> [GIVEN PROBLEM] Spot each line that carries the word "From"; copy those lines.

|---|

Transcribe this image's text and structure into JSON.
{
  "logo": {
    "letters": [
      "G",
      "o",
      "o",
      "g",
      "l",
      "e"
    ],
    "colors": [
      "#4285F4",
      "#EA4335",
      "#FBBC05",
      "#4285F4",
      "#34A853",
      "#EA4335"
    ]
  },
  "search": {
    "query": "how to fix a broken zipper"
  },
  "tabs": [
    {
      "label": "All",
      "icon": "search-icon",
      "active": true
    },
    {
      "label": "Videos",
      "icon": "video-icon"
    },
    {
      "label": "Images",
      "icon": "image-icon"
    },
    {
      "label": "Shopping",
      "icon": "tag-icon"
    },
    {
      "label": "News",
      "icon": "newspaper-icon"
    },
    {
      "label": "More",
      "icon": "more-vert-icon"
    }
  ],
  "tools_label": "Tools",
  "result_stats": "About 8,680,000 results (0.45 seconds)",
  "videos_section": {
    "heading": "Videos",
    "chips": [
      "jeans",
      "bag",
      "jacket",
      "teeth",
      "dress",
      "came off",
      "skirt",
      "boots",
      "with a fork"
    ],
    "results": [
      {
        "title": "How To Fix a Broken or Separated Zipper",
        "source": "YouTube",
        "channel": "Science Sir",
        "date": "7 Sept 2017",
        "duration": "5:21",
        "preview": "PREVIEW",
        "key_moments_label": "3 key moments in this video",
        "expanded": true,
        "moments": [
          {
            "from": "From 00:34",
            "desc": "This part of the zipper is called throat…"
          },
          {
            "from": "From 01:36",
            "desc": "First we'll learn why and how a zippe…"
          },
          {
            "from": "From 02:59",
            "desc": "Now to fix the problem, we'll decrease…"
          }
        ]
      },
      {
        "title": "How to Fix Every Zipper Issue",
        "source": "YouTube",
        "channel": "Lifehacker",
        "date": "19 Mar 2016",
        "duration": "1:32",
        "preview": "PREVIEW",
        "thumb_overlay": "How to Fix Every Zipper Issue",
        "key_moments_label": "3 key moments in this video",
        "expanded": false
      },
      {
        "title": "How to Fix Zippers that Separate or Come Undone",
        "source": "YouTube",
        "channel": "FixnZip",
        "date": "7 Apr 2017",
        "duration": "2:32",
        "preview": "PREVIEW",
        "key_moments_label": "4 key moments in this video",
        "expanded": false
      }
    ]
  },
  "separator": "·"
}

|---|

> [TASK OUTPUT]
            "from": "From 00:34",
            "from": "From 01:36",
            "from": "From 02:59",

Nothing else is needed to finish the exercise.